Apresente, sem qualquer alteração, o trecho do texto sobre as aulas de música situado entre "Mas nas práticas" e "toquei como a chuva.", inclusive.

Excerto fornecido:
##########

As 18 horas de sexta-feira eram sempre horas de martírio. Quase que se implorava ao relógio para não chegar lá. Uma vez no átrio, sabíamos que não havia volta a dar: nem em dias de tempestade deixou de vir. Subíamos as escadas em caracol em fila indiana, a pensar na hora secante que tínhamos pela frente. Estávamos por cima da igreja, onde a humidade era tanta que água pingava da janela.Á minha frente um quadro com linhas de pauta pintadas, muito esbatidas, uma clave de sol e uma clave de fá, às vezes uma clave de dó, primorosamente desenhadas a giz. As mesas eram toscas; as cadeiras ultrapassavam a altura das mesas. Ao canto estava o órgão, onde não tínhamos autorização de tocar. Pois sexta-feira era dia de aula teórica, e eu não percebia como a Música poderia ter teoria. Para que me serviam os intervalos musicais se eu já conhecia todas as notas de todas as escalas e em todas as claves? Por que é que tínhamos que saber fazer contas complicadas de multiplicar e dividir; autênticas fórmulas, para saber o tom a aplicar? E os testes? Com ditados musicais, audições de sinfonias onde era preciso identificar cada instrumento. Mais o canto e o solfejo. Oh, que ódio ao Artur Fão! E que ódio à teoria. Fazia a vida negra ao meu professor. Tanto que lhe boicotei um teste. A nossa relação era construída sobre sarcasmo. Teria pouco mais que 10 anos que eu, logo não ganhava o meu respeito. Não nas aulas teóricas.

Mas nas práticas tudo mudava. Ali eu só procurava um murmúrio de aprovação, tantas lágrimas que engoli por ouvir um "péssimo", ou um "não queres saber disto para nada". Não é verdade, eu vivia para aqueles 60 minutos de quarta-feira à tarde. Um dia chovia lá fora. Eu não estava a conseguir obter nada da partitura de Bach. Ele olhava lá para fora. Eu desisti. Então ele disse, toca como a chuva. Como a chuva? Sim, olha para a chuva e faz como ela. E apontou para a janela, onde as gotas esbarravam contra o vidro, se desfaziam e escorriam. E eu pressionei as teclas, suave e rapidamente, como a chuva pressionava o vidro. E assim toquei como a chuva.

##########

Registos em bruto
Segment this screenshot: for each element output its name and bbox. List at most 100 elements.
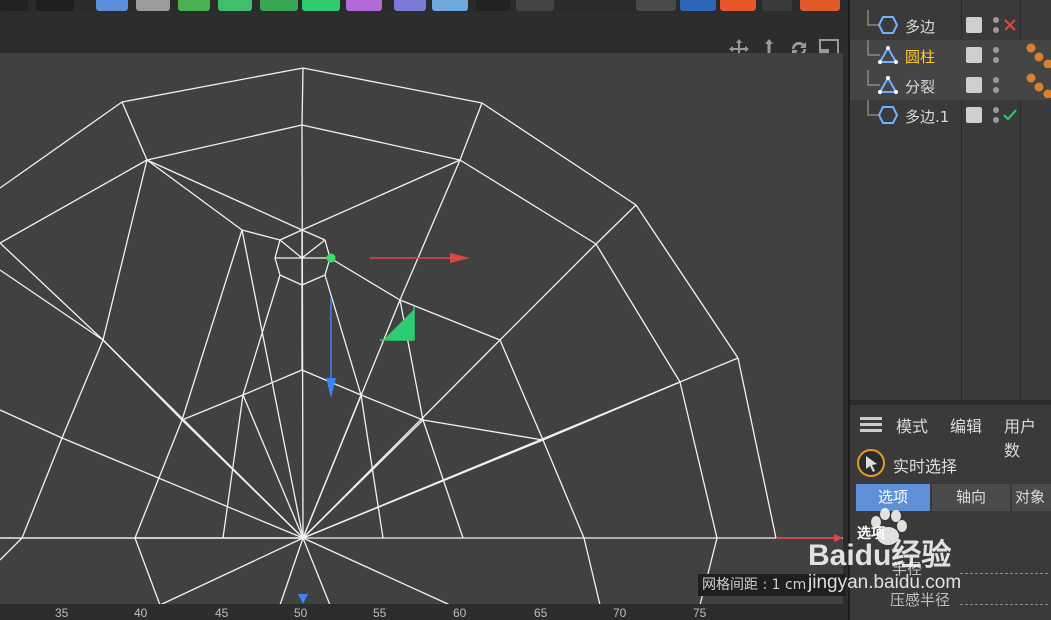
mesh-edge[interactable]	[121, 101, 148, 161]
object-row-split[interactable]: 分裂	[850, 70, 1051, 100]
mesh-edge[interactable]	[121, 67, 304, 103]
nurbs-icon[interactable]	[178, 0, 210, 11]
mesh-edge[interactable]	[279, 274, 303, 286]
tool-button[interactable]	[0, 0, 28, 11]
render-visibility-dot[interactable]	[993, 27, 999, 33]
mesh-edge[interactable]	[146, 124, 303, 161]
mesh-edge[interactable]	[274, 239, 281, 259]
enabled-check-icon[interactable]	[1002, 108, 1018, 122]
floor-icon[interactable]	[432, 0, 468, 11]
menu-edit[interactable]: 编辑	[950, 413, 982, 437]
mesh-edge[interactable]	[302, 339, 501, 539]
pen-icon[interactable]	[136, 0, 170, 11]
mesh-edge[interactable]	[301, 274, 326, 286]
mesh-edge[interactable]	[146, 159, 303, 231]
tab-options[interactable]: 选项	[856, 484, 930, 511]
editor-visibility-dot[interactable]	[993, 77, 999, 83]
mesh-edge[interactable]	[21, 437, 63, 539]
mesh-edge[interactable]	[0, 101, 123, 189]
mesh-edge[interactable]	[360, 394, 424, 421]
hamburger-menu-icon[interactable]	[860, 417, 882, 433]
tool-button[interactable]	[36, 0, 74, 11]
object-row-cylinder[interactable]: 圆柱	[850, 40, 1051, 70]
mesh-edge[interactable]	[102, 339, 304, 539]
mesh-edge[interactable]	[302, 67, 483, 104]
mesh-edge[interactable]	[181, 229, 243, 421]
mesh-edge[interactable]	[302, 299, 401, 539]
mesh-edge[interactable]	[302, 537, 451, 606]
mesh-edge[interactable]	[0, 242, 104, 341]
axis-tool-icon[interactable]	[720, 0, 756, 11]
mesh-canvas[interactable]	[0, 53, 843, 608]
mesh-edge[interactable]	[360, 394, 384, 539]
render-visibility-dot[interactable]	[993, 57, 999, 63]
mesh-edge[interactable]	[302, 381, 681, 539]
menu-mode[interactable]: 模式	[896, 413, 928, 437]
mesh-edge[interactable]	[399, 299, 501, 341]
object-row-polygon[interactable]: 多边	[850, 10, 1051, 40]
render-tool-icon[interactable]	[762, 0, 792, 11]
render-visibility-dot[interactable]	[993, 87, 999, 93]
mesh-edge[interactable]	[279, 239, 303, 259]
mesh-edge[interactable]	[0, 269, 104, 341]
mesh-edge[interactable]	[0, 409, 63, 439]
mesh-edge[interactable]	[222, 394, 244, 539]
mesh-edge[interactable]	[679, 357, 739, 383]
mesh-edge[interactable]	[102, 159, 148, 341]
mesh-edge[interactable]	[134, 419, 183, 539]
mesh-edge[interactable]	[542, 439, 585, 539]
scene-icon[interactable]	[394, 0, 426, 11]
mesh-edge[interactable]	[159, 537, 304, 606]
snap-icon[interactable]	[636, 0, 676, 11]
tab-object[interactable]: 对象	[1012, 484, 1051, 511]
mesh-edge[interactable]	[737, 357, 777, 539]
array-icon[interactable]	[218, 0, 252, 11]
spline-icon[interactable]	[346, 0, 382, 11]
mesh-edge[interactable]	[274, 257, 281, 276]
mesh-edge[interactable]	[481, 102, 637, 206]
mesh-edge[interactable]	[279, 229, 303, 241]
material-tag-icon[interactable]	[1024, 42, 1051, 68]
mesh-edge[interactable]	[422, 419, 544, 441]
editor-visibility-dot[interactable]	[993, 17, 999, 23]
object-row-polygon-1[interactable]: 多边.1	[850, 100, 1051, 130]
mesh-edge[interactable]	[181, 394, 244, 421]
editable-toggle[interactable]	[966, 47, 982, 63]
mesh-edge[interactable]	[329, 257, 401, 301]
menu-user-data[interactable]: 用户数	[1004, 413, 1051, 461]
mesh-edge[interactable]	[595, 204, 637, 245]
mesh-edge[interactable]	[242, 274, 281, 396]
mesh-edge[interactable]	[61, 339, 104, 439]
tab-axis[interactable]: 轴向	[932, 484, 1010, 511]
mesh-edge[interactable]	[595, 243, 681, 383]
mesh-edge[interactable]	[422, 419, 464, 539]
mesh-edge[interactable]	[241, 229, 304, 539]
mesh-edge[interactable]	[499, 339, 544, 441]
mesh-edge[interactable]	[679, 381, 718, 539]
mesh-edge[interactable]	[134, 537, 161, 606]
paint-icon[interactable]	[800, 0, 840, 11]
material-tag-icon[interactable]	[1024, 72, 1051, 98]
deformer-icon[interactable]	[260, 0, 298, 11]
mesh-edge[interactable]	[301, 229, 326, 241]
mesh-edge[interactable]	[459, 159, 597, 245]
mesh-edge[interactable]	[301, 124, 461, 161]
workplane-icon[interactable]	[680, 0, 716, 11]
mesh-edge[interactable]	[301, 159, 461, 231]
camera-icon[interactable]	[476, 0, 510, 11]
editor-visibility-dot[interactable]	[993, 107, 999, 113]
mesh-edge[interactable]	[0, 537, 23, 561]
mesh-edge[interactable]	[241, 229, 281, 241]
mesh-edge[interactable]	[301, 67, 304, 126]
mesh-edge[interactable]	[301, 239, 326, 259]
disabled-x-icon[interactable]	[1003, 18, 1017, 32]
mesh-edge[interactable]	[146, 159, 243, 231]
render-visibility-dot[interactable]	[993, 117, 999, 123]
editor-visibility-dot[interactable]	[993, 47, 999, 53]
mesh-edge[interactable]	[459, 102, 483, 161]
cube-icon[interactable]	[96, 0, 128, 11]
editable-toggle[interactable]	[966, 77, 982, 93]
more-icon[interactable]	[516, 0, 554, 11]
mesh-edge[interactable]	[583, 537, 601, 606]
editable-toggle[interactable]	[966, 107, 982, 123]
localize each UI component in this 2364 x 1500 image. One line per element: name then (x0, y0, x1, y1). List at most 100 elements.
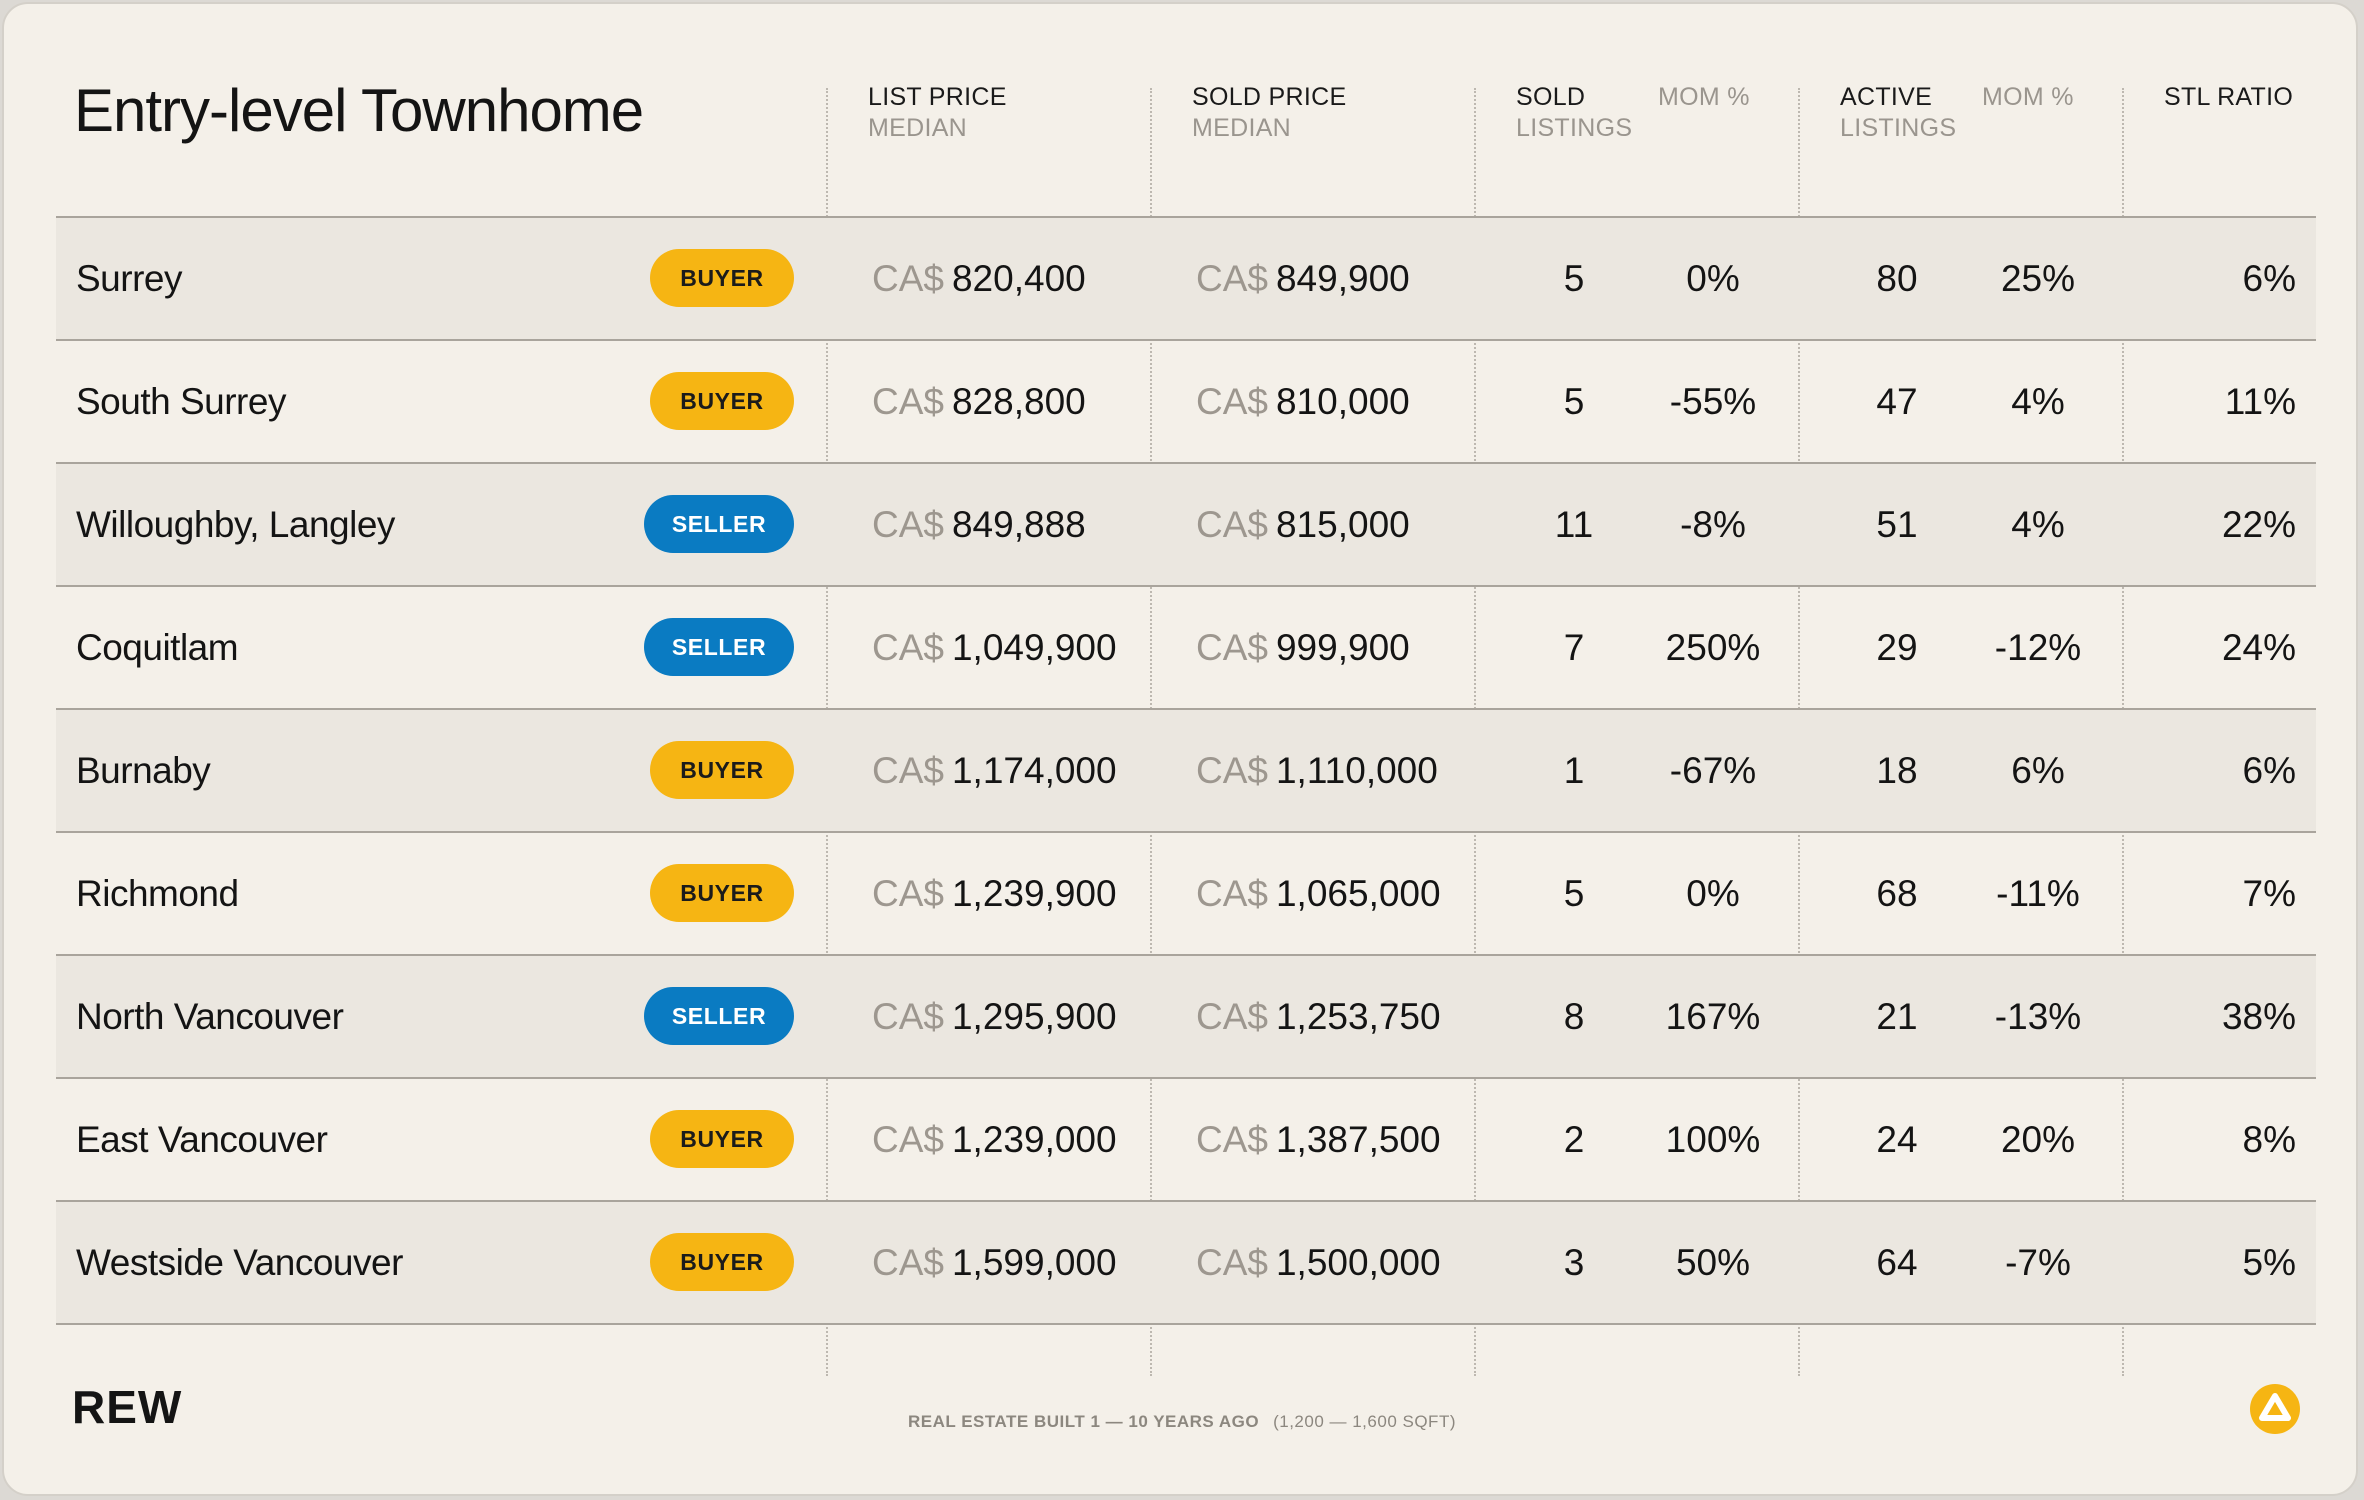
sold-listings: 5 (1563, 258, 1585, 299)
sold-price-value: 1,065,000 (1275, 873, 1441, 914)
sold-mom: -67% (1669, 750, 1757, 791)
list-price: CA$ 820,400 (872, 218, 1086, 339)
header-stl-ratio: STL RATIO (2164, 83, 2294, 111)
brand-logo-text: REW (72, 1381, 183, 1433)
active-listings: 29 (1876, 627, 1918, 668)
header-sold-listings: SOLD LISTINGS (1516, 82, 1632, 144)
sold-listings: 5 (1563, 381, 1585, 422)
currency-label: CA$ (1196, 1242, 1268, 1283)
currency-label: CA$ (872, 504, 944, 545)
sold-price-value: 810,000 (1275, 381, 1410, 422)
market-badge: BUYER (650, 249, 794, 307)
list-price: CA$ 1,049,900 (872, 587, 1117, 708)
stl-ratio: 38% (2221, 996, 2296, 1037)
active-listings: 51 (1876, 504, 1918, 545)
list-price-value: 1,295,900 (951, 996, 1117, 1037)
area-name: Coquitlam (76, 627, 239, 668)
stl-ratio: 11% (2224, 381, 2296, 422)
sold-price: CA$ 1,500,000 (1196, 1202, 1441, 1323)
header-label: LIST PRICE (868, 83, 1007, 111)
stl-ratio: 22% (2221, 504, 2296, 545)
active-listings: 21 (1876, 996, 1918, 1037)
sold-listings: 7 (1563, 627, 1585, 668)
area-name: North Vancouver (76, 996, 344, 1037)
table-row: East Vancouver BUYER CA$ 1,239,000 CA$ 1,387,… (56, 1077, 2316, 1200)
sold-price: CA$ 810,000 (1196, 341, 1410, 462)
stl-ratio: 7% (2242, 873, 2296, 914)
table-row: South Surrey BUYER CA$ 828,800 CA$ 810,000 5 -5… (56, 339, 2316, 462)
sold-mom: 0% (1686, 258, 1740, 299)
sold-price-value: 1,500,000 (1275, 1242, 1441, 1283)
area-name: East Vancouver (76, 1119, 328, 1160)
active-mom: -13% (1994, 996, 2082, 1037)
page-title: Entry-level Townhome (74, 77, 644, 144)
sold-price: CA$ 1,110,000 (1196, 710, 1438, 831)
header-sublabel: MEDIAN (1192, 114, 1292, 142)
sold-listings: 11 (1554, 504, 1594, 545)
sold-mom: -8% (1680, 504, 1746, 545)
active-mom: -7% (2005, 1242, 2071, 1283)
currency-label: CA$ (1196, 627, 1268, 668)
header-sold-mom: MOM % (1658, 83, 1750, 111)
sold-listings: 1 (1563, 750, 1585, 791)
active-mom: -12% (1994, 627, 2082, 668)
market-badge: SELLER (644, 618, 794, 676)
list-price-value: 828,800 (951, 381, 1086, 422)
active-listings: 64 (1876, 1242, 1918, 1283)
list-price-value: 1,599,000 (951, 1242, 1117, 1283)
sold-listings: 8 (1563, 996, 1585, 1037)
header-sold-price: SOLD PRICE MEDIAN (1192, 82, 1346, 144)
list-price: CA$ 849,888 (872, 464, 1086, 585)
sold-price-value: 999,900 (1275, 627, 1410, 668)
active-mom: 25% (2000, 258, 2076, 299)
currency-label: CA$ (872, 258, 944, 299)
list-price: CA$ 1,239,900 (872, 833, 1117, 954)
stl-ratio: 8% (2242, 1119, 2296, 1160)
footer-note: REAL ESTATE BUILT 1 — 10 YEARS AGO (1,200… (908, 1412, 1456, 1432)
currency-label: CA$ (872, 627, 944, 668)
currency-label: CA$ (1196, 873, 1268, 914)
header-sublabel: LISTINGS (1840, 114, 1957, 142)
list-price: CA$ 1,295,900 (872, 956, 1117, 1077)
active-mom: 4% (2011, 381, 2065, 422)
sold-price-value: 1,110,000 (1275, 750, 1438, 791)
area-name: Westside Vancouver (76, 1242, 403, 1283)
header-active-mom: MOM % (1982, 83, 2074, 111)
list-price-value: 820,400 (951, 258, 1086, 299)
currency-label: CA$ (1196, 1119, 1268, 1160)
sold-price: CA$ 815,000 (1196, 464, 1410, 585)
list-price: CA$ 1,174,000 (872, 710, 1117, 831)
active-listings: 24 (1876, 1119, 1918, 1160)
stl-ratio: 5% (2242, 1242, 2296, 1283)
table-row: Willoughby, Langley SELLER CA$ 849,888 CA$ 81… (56, 462, 2316, 585)
sold-price: CA$ 999,900 (1196, 587, 1410, 708)
header-label: ACTIVE (1840, 83, 1933, 111)
market-badge: SELLER (644, 495, 794, 553)
sold-price: CA$ 1,065,000 (1196, 833, 1441, 954)
stl-ratio: 24% (2221, 627, 2296, 668)
footer-note-size: (1,200 — 1,600 SQFT) (1273, 1412, 1456, 1431)
list-price: CA$ 828,800 (872, 341, 1086, 462)
market-badge: SELLER (644, 987, 794, 1045)
currency-label: CA$ (872, 381, 944, 422)
active-mom: 20% (2000, 1119, 2076, 1160)
stl-ratio: 6% (2242, 750, 2296, 791)
area-name: Willoughby, Langley (76, 504, 395, 545)
area-name: South Surrey (76, 381, 286, 422)
market-badge: BUYER (650, 741, 794, 799)
sold-listings: 3 (1563, 1242, 1585, 1283)
currency-label: CA$ (872, 1242, 944, 1283)
currency-label: CA$ (1196, 381, 1268, 422)
market-badge: BUYER (650, 864, 794, 922)
table-row: North Vancouver SELLER CA$ 1,295,900 CA$ 1,25… (56, 954, 2316, 1077)
market-badge: BUYER (650, 1110, 794, 1168)
active-listings: 80 (1876, 258, 1918, 299)
currency-label: CA$ (872, 996, 944, 1037)
sold-price-value: 849,900 (1275, 258, 1410, 299)
list-price-value: 849,888 (951, 504, 1086, 545)
list-price: CA$ 1,239,000 (872, 1079, 1117, 1200)
table-row: Coquitlam SELLER CA$ 1,049,900 CA$ 999,900 7 25… (56, 585, 2316, 708)
sold-mom: 0% (1686, 873, 1740, 914)
currency-label: CA$ (872, 750, 944, 791)
sold-price: CA$ 1,387,500 (1196, 1079, 1441, 1200)
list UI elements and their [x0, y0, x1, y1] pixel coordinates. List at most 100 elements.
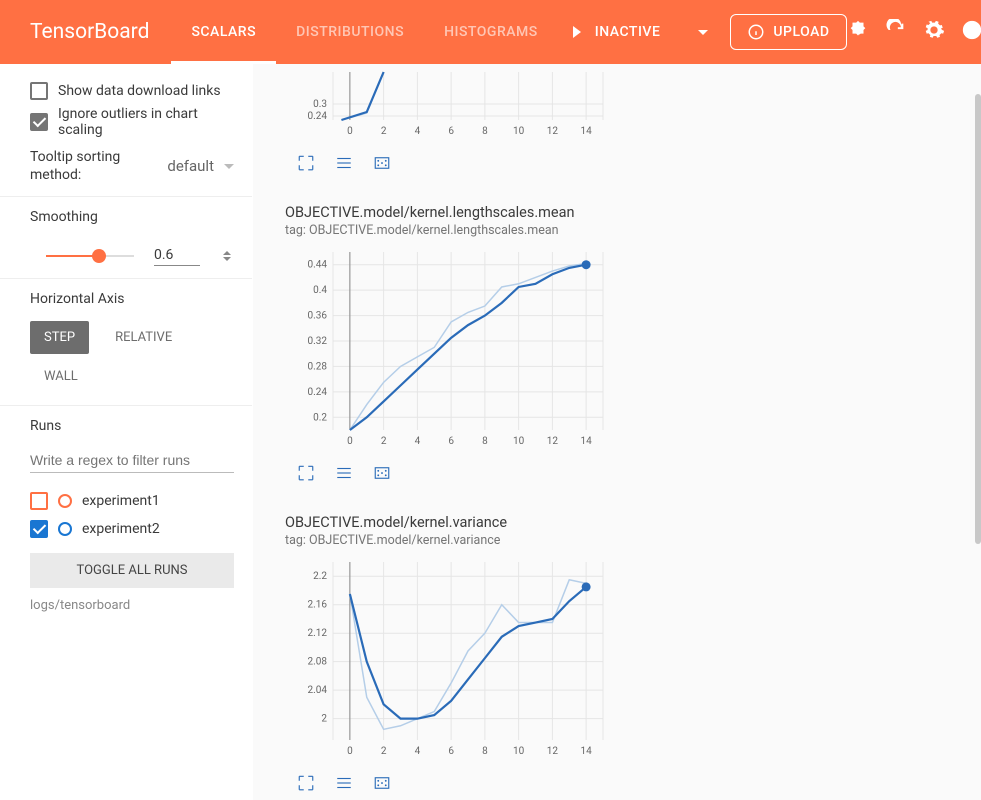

##########

Resultado do exercício:
Mas nas práticas tudo mudava. Ali eu só procurava um murmúrio de aprovação, tantas lágrimas que engoli por ouvir um "péssimo", ou um "não queres saber disto para nada". Não é verdade, eu vivia para aqueles 60 minutos de quarta-feira à tarde. Um dia chovia lá fora. Eu não estava a conseguir obter nada da partitura de Bach. Ele olhava lá para fora. Eu desisti. Então ele disse, toca como a chuva. Como a chuva? Sim, olha para a chuva e faz como ela. E apontou para a janela, onde as gotas esbarravam contra o vidro, se desfaziam e escorriam. E eu pressionei as teclas, suave e rapidamente, como a chuva pressionava o vidro. E assim toquei como a chuva.